• Problem statement
Return all of the entries word for word, but omit the pictures they contain.

__________________________________________________

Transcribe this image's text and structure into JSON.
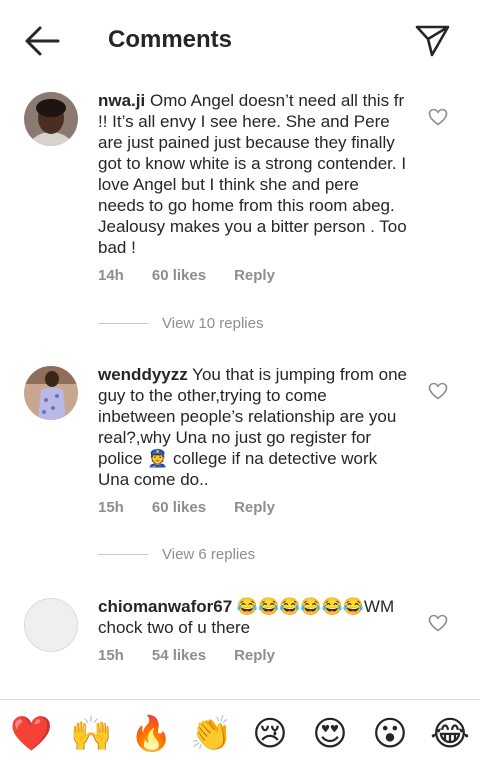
{
  "header": {
    "title": "Comments"
  },
  "comments": [
    {
      "username": "nwa.ji",
      "text": "Omo Angel doesn’t need all this fr !! It’s all envy I see here. She and Pere are just pained just because they finally got to know white is a strong contender. I love Angel but I think she and pere needs to go home from this room abeg. Jealousy makes you a bitter person . Too bad !",
      "time": "14h",
      "likes": "60 likes",
      "reply": "Reply",
      "view_replies": "View 10 replies"
    },
    {
      "username": "wenddyyzz",
      "text": "You that is jumping from one guy to the other,trying to come inbetween people’s relationship are you real?,why Una no just go register for police 👮 college if na detective work Una come do..",
      "time": "15h",
      "likes": "60 likes",
      "reply": "Reply",
      "view_replies": "View 6 replies"
    },
    {
      "username": "chiomanwafor67",
      "text": "😂😂😂😂😂😂WM chock two of u there",
      "time": "15h",
      "likes": "54 likes",
      "reply": "Reply"
    }
  ],
  "emoji_bar": [
    "❤️",
    "🙌",
    "🔥",
    "👏",
    "😢",
    "😍",
    "😮",
    "😂"
  ],
  "icons": {
    "back": "arrow-left-icon",
    "send": "paper-plane-icon",
    "like": "heart-outline-icon"
  }
}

__________________________________________________

• Expected answer
Transcribe this image's text and structure into JSON.
{
  "header": {
    "title": "Comments"
  },
  "comments": [
    {
      "username": "nwa.ji",
      "text": "Omo Angel doesn’t need all this fr !! It’s all envy I see here. She and Pere are just pained just because they finally got to know white is a strong contender. I love Angel but I think she and pere needs to go home from this room abeg. Jealousy makes you a bitter person . Too bad !",
      "time": "14h",
      "likes": "60 likes",
      "reply": "Reply",
      "view_replies": "View 10 replies"
    },
    {
      "username": "wenddyyzz",
      "text": "You that is jumping from one guy to the other,trying to come inbetween people’s relationship are you real?,why Una no just go register for police 👮 college if na detective work Una come do..",
      "time": "15h",
      "likes": "60 likes",
      "reply": "Reply",
      "view_replies": "View 6 replies"
    },
    {
      "username": "chiomanwafor67",
      "text": "😂😂😂😂😂😂WM chock two of u there",
      "time": "15h",
      "likes": "54 likes",
      "reply": "Reply"
    }
  ],
  "emoji_bar": [
    "❤️",
    "🙌",
    "🔥",
    "👏",
    "😢",
    "😍",
    "😮",
    "😂"
  ],
  "icons": {
    "back": "arrow-left-icon",
    "send": "paper-plane-icon",
    "like": "heart-outline-icon"
  }
}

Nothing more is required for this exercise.